*Aim*
The exercise asks you to copy every line below in which "KHTX" appears.

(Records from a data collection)

>> START

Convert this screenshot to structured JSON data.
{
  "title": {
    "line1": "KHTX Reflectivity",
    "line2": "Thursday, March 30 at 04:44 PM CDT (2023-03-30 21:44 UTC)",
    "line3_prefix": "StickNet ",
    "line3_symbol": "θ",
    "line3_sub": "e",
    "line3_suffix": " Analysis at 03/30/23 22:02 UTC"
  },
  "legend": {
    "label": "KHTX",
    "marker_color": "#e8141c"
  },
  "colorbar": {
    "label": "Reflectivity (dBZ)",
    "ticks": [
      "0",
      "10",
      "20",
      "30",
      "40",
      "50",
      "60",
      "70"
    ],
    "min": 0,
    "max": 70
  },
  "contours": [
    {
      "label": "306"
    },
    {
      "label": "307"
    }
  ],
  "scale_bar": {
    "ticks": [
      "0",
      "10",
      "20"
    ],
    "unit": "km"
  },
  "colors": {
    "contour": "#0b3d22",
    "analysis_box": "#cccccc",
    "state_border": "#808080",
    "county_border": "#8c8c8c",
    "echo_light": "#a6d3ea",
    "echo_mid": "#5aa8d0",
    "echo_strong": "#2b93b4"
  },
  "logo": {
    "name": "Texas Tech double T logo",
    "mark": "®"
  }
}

>> END

*Expected answer*
    "line1": "KHTX Reflectivity",
    "label": "KHTX",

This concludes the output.